◆ Instrucción:
Redacta la continuación del texto sobre Nicolás y su regreso a Mazatlán a partir de la última oración mostrada.

◆ Texto base:
------------------------------
Mazatlán, Sinaloa.- Nicolás llegó a Mazatlán cuando tenía casi nueve años. Aquí creció, atravesó la adolescencia y aprendió a recorrer una ciudad en la que podía pasar buena parte del día fuera de casa.

Se marchó hace seis años en busca de mejores oportunidades laborales, pero durante 2026 contempló regresar. Ahora vuelve a irse con una sensación agridulce y sin la certeza de querer establecerse nuevamente en el puerto.

Desde casi los nueve años le he llamado casa. Crecí ahí, me volví quien soy ahí, tuve mi adolescencia ahí”, cuenta.

La suspensión temporal de sus actividades laborales en el extranjero le permitió pasar una temporada en México. La empresa para que trabaja ubicada en Dubái cerró durante cuatro meses debido al conflicto en Irán y le ofreció tomar ese periodo como vacaciones con el 20 por ciento de su sueldo.

Nicolás aprovechó el tiempo para reencontrarse con su familia, sus amistades y la ciudad en la que había pensado volver a vivir. Sin embargo, encontró un Mazatlán distinto al que recordaba.

La inseguridad fue una de las principales razones que lo hicieron reconsiderar su regreso, pero no la única. También menciona el deterioro de las calles, la falta de actividades y las dificultades económicas de conocidos cuyos proyectos permanecen detenidos.

Está abandonadísimo. No hay eventos. Tengo muchos amigos que están en arquitectura, ingeniería o lo que sea, con muchísimos proyectos parados, que no saben qué hacer ni cómo pagarles a sus empleados”, relata.

El cambio también se percibe en la vida cotidiana. Nicolás recuerda que a los 11 años pasaba gran parte del día en la calle. Ahora piensa en su sobrina de ocho años y considera difícil que pueda vivir la ciudad con la misma libertad.

La percepción de Nicolás coincide con un cambio en el mapa de la violencia homicida de Sinaloa.

En julio de 2025, Mazatlán registró una tasa de 1.4 homicidios por cada 100 mil habitantes, mientras que Culiacán alcanzó 11. Un año después, el puerto llegó a 5.8 y superó los 4.9 registrados en la capital sinaloense.
------------------------------
◆ Líneas proporcionadas:
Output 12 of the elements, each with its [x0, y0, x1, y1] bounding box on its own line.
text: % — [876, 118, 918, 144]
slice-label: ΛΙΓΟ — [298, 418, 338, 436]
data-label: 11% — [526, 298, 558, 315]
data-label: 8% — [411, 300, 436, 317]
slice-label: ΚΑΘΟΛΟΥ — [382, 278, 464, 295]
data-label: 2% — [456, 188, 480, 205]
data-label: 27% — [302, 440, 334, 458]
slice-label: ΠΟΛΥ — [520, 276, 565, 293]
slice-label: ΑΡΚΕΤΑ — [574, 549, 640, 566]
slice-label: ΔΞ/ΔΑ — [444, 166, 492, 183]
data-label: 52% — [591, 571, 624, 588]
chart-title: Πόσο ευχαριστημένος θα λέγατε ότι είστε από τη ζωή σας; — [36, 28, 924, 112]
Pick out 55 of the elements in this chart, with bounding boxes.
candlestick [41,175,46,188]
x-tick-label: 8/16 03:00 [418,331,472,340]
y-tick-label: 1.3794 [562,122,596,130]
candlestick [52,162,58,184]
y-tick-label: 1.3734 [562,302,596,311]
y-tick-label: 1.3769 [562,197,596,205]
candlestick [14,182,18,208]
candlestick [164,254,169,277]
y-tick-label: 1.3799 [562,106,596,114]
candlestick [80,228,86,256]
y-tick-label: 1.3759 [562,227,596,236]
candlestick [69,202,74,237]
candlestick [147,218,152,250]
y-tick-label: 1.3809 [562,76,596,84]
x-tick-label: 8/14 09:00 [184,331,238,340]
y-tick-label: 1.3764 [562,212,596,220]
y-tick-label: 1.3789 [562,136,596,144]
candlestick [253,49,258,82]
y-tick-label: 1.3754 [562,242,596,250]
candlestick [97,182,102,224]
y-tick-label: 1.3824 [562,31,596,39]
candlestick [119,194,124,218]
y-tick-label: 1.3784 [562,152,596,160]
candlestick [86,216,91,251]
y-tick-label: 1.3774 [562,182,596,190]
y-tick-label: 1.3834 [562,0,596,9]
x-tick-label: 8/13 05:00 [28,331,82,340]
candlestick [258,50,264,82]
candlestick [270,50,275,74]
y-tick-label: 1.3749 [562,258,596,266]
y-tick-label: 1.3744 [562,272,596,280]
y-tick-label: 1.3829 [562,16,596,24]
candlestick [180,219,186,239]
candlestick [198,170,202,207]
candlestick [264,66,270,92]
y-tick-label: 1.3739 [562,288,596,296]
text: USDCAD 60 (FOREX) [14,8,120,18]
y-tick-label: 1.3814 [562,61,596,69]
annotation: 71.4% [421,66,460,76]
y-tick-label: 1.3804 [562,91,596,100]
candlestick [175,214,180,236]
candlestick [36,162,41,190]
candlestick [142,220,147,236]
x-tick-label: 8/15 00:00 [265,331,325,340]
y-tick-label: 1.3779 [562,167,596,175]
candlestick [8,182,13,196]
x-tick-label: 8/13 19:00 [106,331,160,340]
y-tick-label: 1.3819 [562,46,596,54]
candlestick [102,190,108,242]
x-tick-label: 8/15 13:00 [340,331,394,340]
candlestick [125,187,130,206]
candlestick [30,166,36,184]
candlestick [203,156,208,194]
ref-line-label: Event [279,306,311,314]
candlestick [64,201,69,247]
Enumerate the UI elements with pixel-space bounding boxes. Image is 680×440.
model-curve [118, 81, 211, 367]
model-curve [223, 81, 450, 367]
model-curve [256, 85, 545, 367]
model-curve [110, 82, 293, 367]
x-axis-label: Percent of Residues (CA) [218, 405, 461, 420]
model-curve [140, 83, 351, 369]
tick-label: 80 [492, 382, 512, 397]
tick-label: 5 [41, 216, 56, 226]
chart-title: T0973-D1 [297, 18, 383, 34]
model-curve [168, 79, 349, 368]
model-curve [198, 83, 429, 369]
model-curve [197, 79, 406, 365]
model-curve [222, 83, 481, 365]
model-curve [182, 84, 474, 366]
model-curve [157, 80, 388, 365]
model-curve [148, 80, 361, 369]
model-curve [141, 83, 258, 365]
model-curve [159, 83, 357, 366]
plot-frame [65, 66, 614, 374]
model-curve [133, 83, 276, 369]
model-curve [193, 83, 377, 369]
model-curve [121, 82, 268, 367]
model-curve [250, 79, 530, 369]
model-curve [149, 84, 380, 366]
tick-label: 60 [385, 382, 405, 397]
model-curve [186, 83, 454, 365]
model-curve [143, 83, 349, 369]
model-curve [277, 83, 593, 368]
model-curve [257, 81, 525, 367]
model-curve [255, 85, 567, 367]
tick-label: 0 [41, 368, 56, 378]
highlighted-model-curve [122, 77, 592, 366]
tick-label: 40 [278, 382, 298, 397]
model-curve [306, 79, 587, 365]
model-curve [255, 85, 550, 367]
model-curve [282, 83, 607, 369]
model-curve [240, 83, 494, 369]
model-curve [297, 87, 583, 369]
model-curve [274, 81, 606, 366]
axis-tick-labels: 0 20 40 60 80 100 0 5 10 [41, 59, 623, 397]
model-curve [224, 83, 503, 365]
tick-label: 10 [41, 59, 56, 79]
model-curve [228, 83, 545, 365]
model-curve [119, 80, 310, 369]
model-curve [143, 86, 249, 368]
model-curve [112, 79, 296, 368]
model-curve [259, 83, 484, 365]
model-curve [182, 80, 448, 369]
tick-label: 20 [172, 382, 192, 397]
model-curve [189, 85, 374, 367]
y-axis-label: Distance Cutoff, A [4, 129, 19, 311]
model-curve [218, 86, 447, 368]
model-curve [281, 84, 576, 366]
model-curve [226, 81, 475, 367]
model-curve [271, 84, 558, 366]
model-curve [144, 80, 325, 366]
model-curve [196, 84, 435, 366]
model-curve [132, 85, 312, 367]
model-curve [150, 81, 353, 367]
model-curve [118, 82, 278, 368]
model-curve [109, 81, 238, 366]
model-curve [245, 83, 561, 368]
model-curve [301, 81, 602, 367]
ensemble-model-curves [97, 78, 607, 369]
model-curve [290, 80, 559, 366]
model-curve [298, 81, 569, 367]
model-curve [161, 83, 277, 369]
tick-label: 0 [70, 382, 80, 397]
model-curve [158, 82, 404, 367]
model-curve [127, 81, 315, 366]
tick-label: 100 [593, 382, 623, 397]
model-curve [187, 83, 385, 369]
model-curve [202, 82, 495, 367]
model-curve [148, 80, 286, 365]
------------------------------
◆ Resultado:
Es la primera vez desde que comenzó la guerra interna del Cártel de Sinaloa que Mazatlán rebasa a Culiacán en este indicador. En términos anuales, la tasa de homicidios del municipio aumentó 314.3 por ciento.

Uno de los cambios que más preocupa a Nicolás es que los hechos violentos han alcanzado vialidades, zonas turísticas y espacios destinados a la convivencia familiar.

El 17 de julio se registraron agresiones armadas en distintos puntos del puerto, intentos de despojo de vehículos en la zona turística, ataques contra automovilistas y homicidios. Entre el 22 y el 23 de julio, siete personas fueron asesinadas en menos de 24 horas.

Mucho antes de este repunte, Nicolás ya había dejado Mazatlán por motivos laborales. Antes de marcharse sostuvo hasta tres empleos y colaboró en un negocio familiar.

Trabajó en cruceros, restaurantes y bares, además de encargarse del mantenimiento de viviendas de extranjeros y realizar actividades relacionadas con el sector inmobiliario. A pesar de ello, asegura que sus ingresos apenas le permitían terminar el mes, sin posibilidades de ahorrar o construir un patrimonio.

La falta de oportunidades, el deterioro urbano y la violencia terminaron por pesar sobre su intención de volver.

Durante julio, 900 elementos federales llegaron para sumarse a los 400 efectivos de la Secretaría de la Defensa Nacional desplegados en Mazatlán. Ante la continuidad de la violencia, el 24 de agosto se anunció el arribo de otros 300 militares.

Nicolás observa los vehículos con soldados cerca de su casa, pero dice que el despliegue no le ha devuelto la tranquilidad ni la ciudad que recuerda.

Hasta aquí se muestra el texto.